_THE TASK_:
Where a line below holds the string "spettacolo", copy that line.

_EXCERPTED DATA_:
· · · · · · ·

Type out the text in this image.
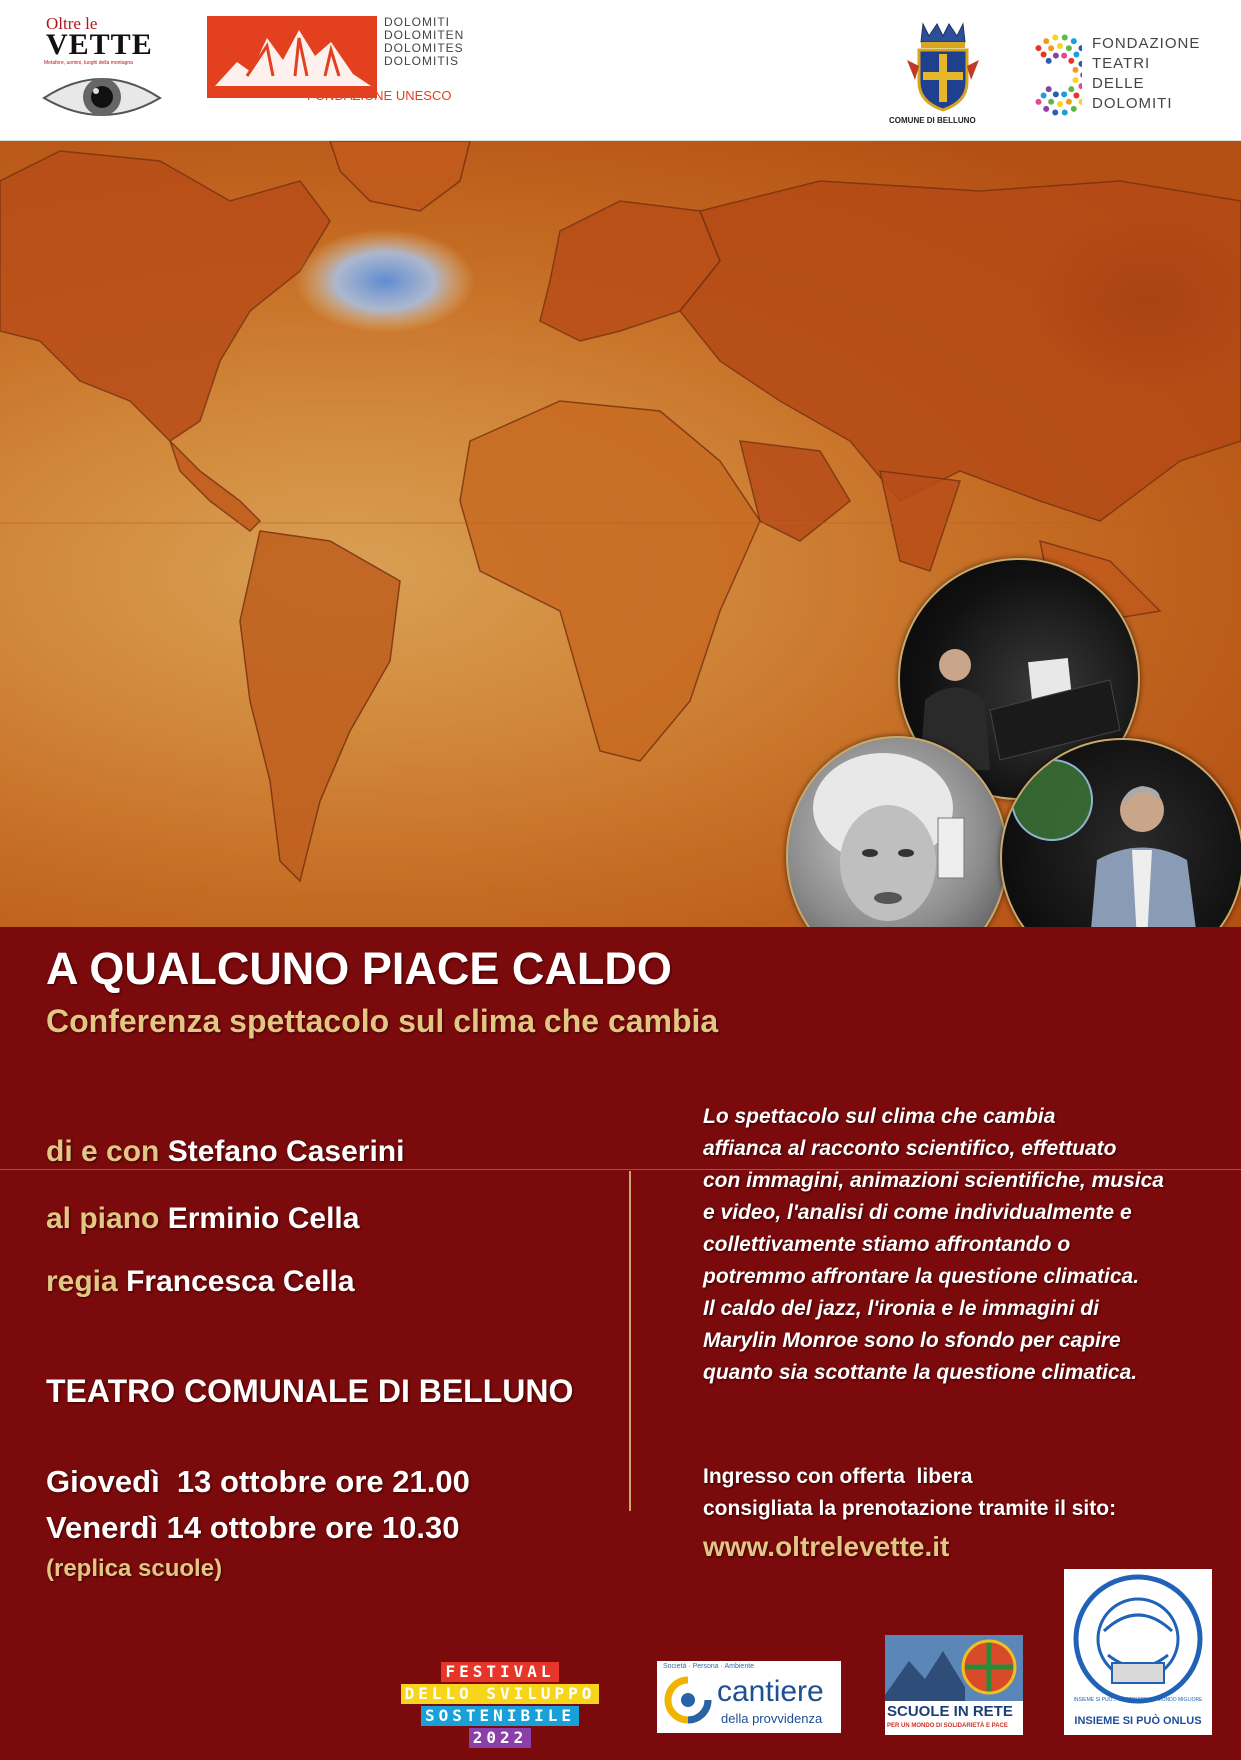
Oltre le
VETTE
Metafore, uomini, luoghi della montagna
DOLOMITI
DOLOMITEN
DOLOMITES
DOLOMITIS
FONDAZIONE UNESCO
COMUNE DI BELLUNO
FONDAZIONE
TEATRI
DELLE
DOLOMITI
A QUALCUNO PIACE CALDO
Conferenza spettacolo sul clima che cambia
di e con Stefano Caserini
al piano Erminio Cella
regia Francesca Cella
TEATRO COMUNALE DI BELLUNO
Giovedì  13 ottobre ore 21.00
Venerdì 14 ottobre ore 10.30
(replica scuole)
Lo spettacolo sul clima che cambia
affianca al racconto scientifico, effettuato
con immagini, animazioni scientifiche, musica
e video, l'analisi di come individualmente e
collettivamente stiamo affrontando o
potremmo affrontare la questione climatica.
Il caldo del jazz, l'ironia e le immagini di
Marylin Monroe sono lo sfondo per capire
quanto sia scottante la questione climatica.
Ingresso con offerta  libera
consigliata la prenotazione tramite il sito:
www.oltrelevette.it
FESTIVAL
DELLO SVILUPPO
SOSTENIBILE
2022
Società · Persona · Ambiente
cantiere
della provvidenza	SCUOLE IN RETE
PER UN MONDO DI SOLIDARIETÀ E PACE
INSIEME SI PUÒ... COSTRUIRE UN MONDO MIGLIORE
INSIEME SI PUÒ ONLUS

· · · · · · ·

_SOLUTION BELOW_:
Conferenza spettacolo sul clima che cambia
Lo spettacolo sul clima che cambia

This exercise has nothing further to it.